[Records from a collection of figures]
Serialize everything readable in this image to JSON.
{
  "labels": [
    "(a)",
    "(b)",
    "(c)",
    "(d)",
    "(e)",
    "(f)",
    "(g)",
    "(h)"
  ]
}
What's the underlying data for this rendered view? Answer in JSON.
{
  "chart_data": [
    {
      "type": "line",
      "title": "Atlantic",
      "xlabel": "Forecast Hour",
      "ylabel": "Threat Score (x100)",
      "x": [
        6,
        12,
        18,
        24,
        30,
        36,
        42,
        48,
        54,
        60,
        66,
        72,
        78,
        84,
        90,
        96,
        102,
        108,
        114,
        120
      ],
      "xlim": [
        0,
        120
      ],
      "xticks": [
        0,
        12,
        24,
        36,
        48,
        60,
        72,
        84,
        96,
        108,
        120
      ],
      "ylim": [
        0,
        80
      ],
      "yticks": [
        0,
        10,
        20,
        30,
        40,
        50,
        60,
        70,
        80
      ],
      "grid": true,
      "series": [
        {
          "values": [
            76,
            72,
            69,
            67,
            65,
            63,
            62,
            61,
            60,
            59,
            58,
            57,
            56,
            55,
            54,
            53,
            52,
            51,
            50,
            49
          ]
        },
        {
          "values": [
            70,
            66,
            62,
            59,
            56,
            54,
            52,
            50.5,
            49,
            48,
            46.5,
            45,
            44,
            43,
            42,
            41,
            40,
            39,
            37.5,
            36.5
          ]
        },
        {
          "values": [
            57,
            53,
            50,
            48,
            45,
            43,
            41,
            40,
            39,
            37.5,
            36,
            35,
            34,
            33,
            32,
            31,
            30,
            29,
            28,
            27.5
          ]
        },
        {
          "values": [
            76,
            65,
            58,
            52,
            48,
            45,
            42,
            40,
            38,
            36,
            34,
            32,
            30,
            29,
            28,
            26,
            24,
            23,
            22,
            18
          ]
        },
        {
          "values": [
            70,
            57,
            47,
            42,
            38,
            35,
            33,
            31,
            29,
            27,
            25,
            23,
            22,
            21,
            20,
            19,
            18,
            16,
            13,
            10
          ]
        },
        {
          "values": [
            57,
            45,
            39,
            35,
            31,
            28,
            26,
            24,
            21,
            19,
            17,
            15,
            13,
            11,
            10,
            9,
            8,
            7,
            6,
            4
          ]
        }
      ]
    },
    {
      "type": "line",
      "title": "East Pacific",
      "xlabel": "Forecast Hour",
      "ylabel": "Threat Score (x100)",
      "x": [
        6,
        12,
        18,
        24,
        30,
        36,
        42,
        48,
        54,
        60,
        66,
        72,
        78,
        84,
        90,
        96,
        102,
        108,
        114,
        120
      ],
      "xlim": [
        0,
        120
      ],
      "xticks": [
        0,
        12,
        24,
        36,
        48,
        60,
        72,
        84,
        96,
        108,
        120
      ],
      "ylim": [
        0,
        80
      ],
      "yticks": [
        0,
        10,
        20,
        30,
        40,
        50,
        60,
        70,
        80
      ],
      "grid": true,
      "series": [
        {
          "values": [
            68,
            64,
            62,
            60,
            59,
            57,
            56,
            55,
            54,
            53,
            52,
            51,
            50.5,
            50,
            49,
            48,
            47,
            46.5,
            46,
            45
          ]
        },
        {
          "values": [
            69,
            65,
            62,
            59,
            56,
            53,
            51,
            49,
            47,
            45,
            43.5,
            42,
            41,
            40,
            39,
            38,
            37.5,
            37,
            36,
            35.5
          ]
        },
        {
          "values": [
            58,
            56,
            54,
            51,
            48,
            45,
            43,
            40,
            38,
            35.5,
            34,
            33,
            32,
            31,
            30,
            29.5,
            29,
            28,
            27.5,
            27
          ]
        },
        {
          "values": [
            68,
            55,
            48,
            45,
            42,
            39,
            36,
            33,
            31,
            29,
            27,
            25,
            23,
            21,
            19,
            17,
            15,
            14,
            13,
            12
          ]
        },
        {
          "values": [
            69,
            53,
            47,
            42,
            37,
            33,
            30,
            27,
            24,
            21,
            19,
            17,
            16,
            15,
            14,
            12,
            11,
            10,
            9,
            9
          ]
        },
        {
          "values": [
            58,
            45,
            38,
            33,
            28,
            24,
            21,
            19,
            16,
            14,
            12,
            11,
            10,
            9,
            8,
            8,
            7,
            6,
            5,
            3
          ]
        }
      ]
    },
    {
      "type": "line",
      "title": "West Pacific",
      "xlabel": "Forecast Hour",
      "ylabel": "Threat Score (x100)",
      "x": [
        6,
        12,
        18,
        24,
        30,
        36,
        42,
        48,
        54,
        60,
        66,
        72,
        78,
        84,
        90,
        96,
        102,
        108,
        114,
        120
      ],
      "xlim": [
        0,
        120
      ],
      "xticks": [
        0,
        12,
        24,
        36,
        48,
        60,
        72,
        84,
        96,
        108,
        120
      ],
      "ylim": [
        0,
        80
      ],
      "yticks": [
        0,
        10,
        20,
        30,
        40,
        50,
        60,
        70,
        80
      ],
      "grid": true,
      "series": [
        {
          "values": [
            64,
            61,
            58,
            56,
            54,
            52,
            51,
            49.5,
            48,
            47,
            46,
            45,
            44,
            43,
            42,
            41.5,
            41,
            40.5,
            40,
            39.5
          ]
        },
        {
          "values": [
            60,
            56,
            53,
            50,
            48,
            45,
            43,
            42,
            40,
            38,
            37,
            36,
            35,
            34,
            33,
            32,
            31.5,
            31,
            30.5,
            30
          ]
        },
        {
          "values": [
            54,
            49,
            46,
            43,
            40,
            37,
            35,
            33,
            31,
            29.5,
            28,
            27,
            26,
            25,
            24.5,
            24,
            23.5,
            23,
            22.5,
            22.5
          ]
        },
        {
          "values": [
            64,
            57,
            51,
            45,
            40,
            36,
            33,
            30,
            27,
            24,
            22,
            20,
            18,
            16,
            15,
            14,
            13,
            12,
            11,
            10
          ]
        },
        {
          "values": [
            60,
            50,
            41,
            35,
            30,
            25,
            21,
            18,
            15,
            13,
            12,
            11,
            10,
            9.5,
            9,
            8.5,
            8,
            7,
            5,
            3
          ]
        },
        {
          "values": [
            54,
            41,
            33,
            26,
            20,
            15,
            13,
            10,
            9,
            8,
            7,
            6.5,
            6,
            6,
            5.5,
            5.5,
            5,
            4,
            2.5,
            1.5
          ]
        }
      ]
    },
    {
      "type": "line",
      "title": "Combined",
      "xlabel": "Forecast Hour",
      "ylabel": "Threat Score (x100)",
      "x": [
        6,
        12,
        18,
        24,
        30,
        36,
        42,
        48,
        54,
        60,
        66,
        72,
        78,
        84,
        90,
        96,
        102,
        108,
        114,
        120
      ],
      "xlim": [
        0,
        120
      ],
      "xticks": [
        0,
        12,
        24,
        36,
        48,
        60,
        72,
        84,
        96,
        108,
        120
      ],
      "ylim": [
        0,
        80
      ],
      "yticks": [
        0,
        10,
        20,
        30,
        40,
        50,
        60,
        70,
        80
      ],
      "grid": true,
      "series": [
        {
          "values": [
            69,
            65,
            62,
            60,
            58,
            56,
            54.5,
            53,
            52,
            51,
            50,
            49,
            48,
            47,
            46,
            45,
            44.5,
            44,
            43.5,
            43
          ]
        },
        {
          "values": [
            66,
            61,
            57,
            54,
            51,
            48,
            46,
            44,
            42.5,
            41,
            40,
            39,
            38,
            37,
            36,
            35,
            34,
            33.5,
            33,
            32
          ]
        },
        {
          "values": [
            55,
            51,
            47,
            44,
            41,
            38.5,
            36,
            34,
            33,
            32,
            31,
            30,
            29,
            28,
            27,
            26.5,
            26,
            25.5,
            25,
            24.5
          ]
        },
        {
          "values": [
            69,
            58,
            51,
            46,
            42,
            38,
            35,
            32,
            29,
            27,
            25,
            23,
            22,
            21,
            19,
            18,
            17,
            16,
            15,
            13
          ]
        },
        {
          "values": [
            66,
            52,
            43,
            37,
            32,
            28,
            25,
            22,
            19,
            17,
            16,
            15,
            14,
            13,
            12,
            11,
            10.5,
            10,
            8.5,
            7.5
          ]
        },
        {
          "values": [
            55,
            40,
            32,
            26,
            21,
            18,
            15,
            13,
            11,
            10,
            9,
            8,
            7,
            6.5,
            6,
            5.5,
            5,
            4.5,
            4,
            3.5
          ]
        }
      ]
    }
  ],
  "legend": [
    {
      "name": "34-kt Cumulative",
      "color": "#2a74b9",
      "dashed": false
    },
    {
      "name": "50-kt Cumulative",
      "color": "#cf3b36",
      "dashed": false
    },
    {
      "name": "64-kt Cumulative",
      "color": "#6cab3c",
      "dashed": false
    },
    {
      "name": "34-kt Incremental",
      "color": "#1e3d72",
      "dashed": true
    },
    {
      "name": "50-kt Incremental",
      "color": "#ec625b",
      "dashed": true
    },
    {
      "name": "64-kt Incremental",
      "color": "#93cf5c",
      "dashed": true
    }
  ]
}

Do this
Filter the entries above down to the lines containing the word "Cumulative".

Task output
      "name": "34-kt Cumulative",
      "name": "50-kt Cumulative",
      "name": "64-kt Cumulative",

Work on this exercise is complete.